▶ **ENTRIES PROVIDED**:
"""

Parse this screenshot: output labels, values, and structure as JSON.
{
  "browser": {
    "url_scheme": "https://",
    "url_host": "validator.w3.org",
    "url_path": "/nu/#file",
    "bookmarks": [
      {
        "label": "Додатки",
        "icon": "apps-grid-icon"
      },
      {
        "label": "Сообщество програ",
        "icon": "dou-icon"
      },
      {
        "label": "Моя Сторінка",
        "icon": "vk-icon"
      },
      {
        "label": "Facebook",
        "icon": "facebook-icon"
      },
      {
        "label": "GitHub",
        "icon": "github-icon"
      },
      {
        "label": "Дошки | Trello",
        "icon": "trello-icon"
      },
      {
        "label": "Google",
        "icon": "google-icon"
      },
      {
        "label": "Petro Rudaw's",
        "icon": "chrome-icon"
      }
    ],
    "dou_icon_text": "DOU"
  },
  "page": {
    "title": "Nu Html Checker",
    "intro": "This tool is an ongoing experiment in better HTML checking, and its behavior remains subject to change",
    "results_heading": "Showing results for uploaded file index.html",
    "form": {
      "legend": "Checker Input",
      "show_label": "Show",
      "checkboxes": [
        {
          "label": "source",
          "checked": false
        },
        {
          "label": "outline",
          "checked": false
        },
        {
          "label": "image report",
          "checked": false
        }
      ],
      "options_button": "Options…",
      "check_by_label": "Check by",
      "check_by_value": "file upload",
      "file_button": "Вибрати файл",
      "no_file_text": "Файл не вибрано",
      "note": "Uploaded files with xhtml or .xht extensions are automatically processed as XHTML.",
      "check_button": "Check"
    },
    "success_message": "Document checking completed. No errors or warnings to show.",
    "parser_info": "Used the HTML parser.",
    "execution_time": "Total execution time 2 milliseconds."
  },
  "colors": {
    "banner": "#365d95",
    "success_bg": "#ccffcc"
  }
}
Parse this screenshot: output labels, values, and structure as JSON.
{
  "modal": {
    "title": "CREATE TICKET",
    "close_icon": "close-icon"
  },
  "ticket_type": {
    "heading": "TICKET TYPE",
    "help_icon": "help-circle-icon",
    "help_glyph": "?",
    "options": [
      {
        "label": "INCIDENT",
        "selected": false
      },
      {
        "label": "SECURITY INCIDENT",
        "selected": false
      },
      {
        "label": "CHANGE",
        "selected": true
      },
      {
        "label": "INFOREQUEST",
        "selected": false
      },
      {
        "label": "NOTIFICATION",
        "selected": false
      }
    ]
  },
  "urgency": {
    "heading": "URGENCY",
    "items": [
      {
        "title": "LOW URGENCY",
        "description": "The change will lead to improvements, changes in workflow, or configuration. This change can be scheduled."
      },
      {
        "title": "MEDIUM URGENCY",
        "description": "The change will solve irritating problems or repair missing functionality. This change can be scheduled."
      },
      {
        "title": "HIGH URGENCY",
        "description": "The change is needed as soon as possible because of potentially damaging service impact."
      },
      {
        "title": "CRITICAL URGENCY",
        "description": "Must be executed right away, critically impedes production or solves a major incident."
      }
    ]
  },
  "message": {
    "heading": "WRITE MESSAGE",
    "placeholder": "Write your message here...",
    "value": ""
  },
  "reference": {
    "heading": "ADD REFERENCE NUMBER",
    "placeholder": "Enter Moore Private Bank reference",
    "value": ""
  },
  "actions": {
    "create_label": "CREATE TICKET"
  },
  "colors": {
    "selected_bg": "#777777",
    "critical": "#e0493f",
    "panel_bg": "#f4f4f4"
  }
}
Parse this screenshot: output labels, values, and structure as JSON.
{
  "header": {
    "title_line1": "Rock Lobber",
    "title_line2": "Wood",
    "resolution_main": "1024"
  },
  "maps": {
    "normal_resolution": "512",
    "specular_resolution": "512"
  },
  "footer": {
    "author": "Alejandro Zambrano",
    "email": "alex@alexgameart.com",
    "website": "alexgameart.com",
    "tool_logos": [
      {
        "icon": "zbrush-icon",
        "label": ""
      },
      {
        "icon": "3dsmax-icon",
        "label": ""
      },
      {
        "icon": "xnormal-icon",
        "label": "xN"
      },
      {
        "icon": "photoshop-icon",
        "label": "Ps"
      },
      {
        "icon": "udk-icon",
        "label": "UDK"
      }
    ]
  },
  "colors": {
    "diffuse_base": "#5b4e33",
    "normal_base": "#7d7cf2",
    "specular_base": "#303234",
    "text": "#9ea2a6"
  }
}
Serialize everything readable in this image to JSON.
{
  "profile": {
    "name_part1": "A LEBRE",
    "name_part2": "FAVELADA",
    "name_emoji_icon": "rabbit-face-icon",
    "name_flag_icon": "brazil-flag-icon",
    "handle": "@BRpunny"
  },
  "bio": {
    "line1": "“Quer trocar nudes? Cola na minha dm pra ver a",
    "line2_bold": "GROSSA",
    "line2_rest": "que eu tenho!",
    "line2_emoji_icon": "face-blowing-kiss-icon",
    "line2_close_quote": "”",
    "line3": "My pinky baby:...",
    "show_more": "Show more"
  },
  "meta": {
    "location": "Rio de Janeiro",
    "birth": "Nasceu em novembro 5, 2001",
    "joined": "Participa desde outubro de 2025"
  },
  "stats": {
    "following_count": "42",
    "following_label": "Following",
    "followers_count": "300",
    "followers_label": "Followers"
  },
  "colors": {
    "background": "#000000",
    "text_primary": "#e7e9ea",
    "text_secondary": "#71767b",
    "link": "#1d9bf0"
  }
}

"""

▶ **GIVEN PROBLEM**: Reproduce each line of the material above precisely.

▶ **RESULT OF THIS EXERCISE**:
Parse this screenshot: output labels, values, and structure as JSON.
{
  "browser": {
    "url_scheme": "https://",
    "url_host": "validator.w3.org",
    "url_path": "/nu/#file",
    "bookmarks": [
      {
        "label": "Додатки",
        "icon": "apps-grid-icon"
      },
      {
        "label": "Сообщество програ",
        "icon": "dou-icon"
      },
      {
        "label": "Моя Сторінка",
        "icon": "vk-icon"
      },
      {
        "label": "Facebook",
        "icon": "facebook-icon"
      },
      {
        "label": "GitHub",
        "icon": "github-icon"
      },
      {
        "label": "Дошки | Trello",
        "icon": "trello-icon"
      },
      {
        "label": "Google",
        "icon": "google-icon"
      },
      {
        "label": "Petro Rudaw's",
        "icon": "chrome-icon"
      }
    ],
    "dou_icon_text": "DOU"
  },
  "page": {
    "title": "Nu Html Checker",
    "intro": "This tool is an ongoing experiment in better HTML checking, and its behavior remains subject to change",
    "results_heading": "Showing results for uploaded file index.html",
    "form": {
      "legend": "Checker Input",
      "show_label": "Show",
      "checkboxes": [
        {
          "label": "source",
          "checked": false
        },
        {
          "label": "outline",
          "checked": false
        },
        {
          "label": "image report",
          "checked": false
        }
      ],
      "options_button": "Options…",
      "check_by_label": "Check by",
      "check_by_value": "file upload",
      "file_button": "Вибрати файл",
      "no_file_text": "Файл не вибрано",
      "note": "Uploaded files with xhtml or .xht extensions are automatically processed as XHTML.",
      "check_button": "Check"
    },
    "success_message": "Document checking completed. No errors or warnings to show.",
    "parser_info": "Used the HTML parser.",
    "execution_time": "Total execution time 2 milliseconds."
  },
  "colors": {
    "banner": "#365d95",
    "success_bg": "#ccffcc"
  }
}
Parse this screenshot: output labels, values, and structure as JSON.
{
  "modal": {
    "title": "CREATE TICKET",
    "close_icon": "close-icon"
  },
  "ticket_type": {
    "heading": "TICKET TYPE",
    "help_icon": "help-circle-icon",
    "help_glyph": "?",
    "options": [
      {
        "label": "INCIDENT",
        "selected": false
      },
      {
        "label": "SECURITY INCIDENT",
        "selected": false
      },
      {
        "label": "CHANGE",
        "selected": true
      },
      {
        "label": "INFOREQUEST",
        "selected": false
      },
      {
        "label": "NOTIFICATION",
        "selected": false
      }
    ]
  },
  "urgency": {
    "heading": "URGENCY",
    "items": [
      {
        "title": "LOW URGENCY",
        "description": "The change will lead to improvements, changes in workflow, or configuration. This change can be scheduled."
      },
      {
        "title": "MEDIUM URGENCY",
        "description": "The change will solve irritating problems or repair missing functionality. This change can be scheduled."
      },
      {
        "title": "HIGH URGENCY",
        "description": "The change is needed as soon as possible because of potentially damaging service impact."
      },
      {
        "title": "CRITICAL URGENCY",
        "description": "Must be executed right away, critically impedes production or solves a major incident."
      }
    ]
  },
  "message": {
    "heading": "WRITE MESSAGE",
    "placeholder": "Write your message here...",
    "value": ""
  },
  "reference": {
    "heading": "ADD REFERENCE NUMBER",
    "placeholder": "Enter Moore Private Bank reference",
    "value": ""
  },
  "actions": {
    "create_label": "CREATE TICKET"
  },
  "colors": {
    "selected_bg": "#777777",
    "critical": "#e0493f",
    "panel_bg": "#f4f4f4"
  }
}
Parse this screenshot: output labels, values, and structure as JSON.
{
  "header": {
    "title_line1": "Rock Lobber",
    "title_line2": "Wood",
    "resolution_main": "1024"
  },
  "maps": {
    "normal_resolution": "512",
    "specular_resolution": "512"
  },
  "footer": {
    "author": "Alejandro Zambrano",
    "email": "alex@alexgameart.com",
    "website": "alexgameart.com",
    "tool_logos": [
      {
        "icon": "zbrush-icon",
        "label": ""
      },
      {
        "icon": "3dsmax-icon",
        "label": ""
      },
      {
        "icon": "xnormal-icon",
        "label": "xN"
      },
      {
        "icon": "photoshop-icon",
        "label": "Ps"
      },
      {
        "icon": "udk-icon",
        "label": "UDK"
      }
    ]
  },
  "colors": {
    "diffuse_base": "#5b4e33",
    "normal_base": "#7d7cf2",
    "specular_base": "#303234",
    "text": "#9ea2a6"
  }
}
Serialize everything readable in this image to JSON.
{
  "profile": {
    "name_part1": "A LEBRE",
    "name_part2": "FAVELADA",
    "name_emoji_icon": "rabbit-face-icon",
    "name_flag_icon": "brazil-flag-icon",
    "handle": "@BRpunny"
  },
  "bio": {
    "line1": "“Quer trocar nudes? Cola na minha dm pra ver a",
    "line2_bold": "GROSSA",
    "line2_rest": "que eu tenho!",
    "line2_emoji_icon": "face-blowing-kiss-icon",
    "line2_close_quote": "”",
    "line3": "My pinky baby:...",
    "show_more": "Show more"
  },
  "meta": {
    "location": "Rio de Janeiro",
    "birth": "Nasceu em novembro 5, 2001",
    "joined": "Participa desde outubro de 2025"
  },
  "stats": {
    "following_count": "42",
    "following_label": "Following",
    "followers_count": "300",
    "followers_label": "Followers"
  },
  "colors": {
    "background": "#000000",
    "text_primary": "#e7e9ea",
    "text_secondary": "#71767b",
    "link": "#1d9bf0"
  }
}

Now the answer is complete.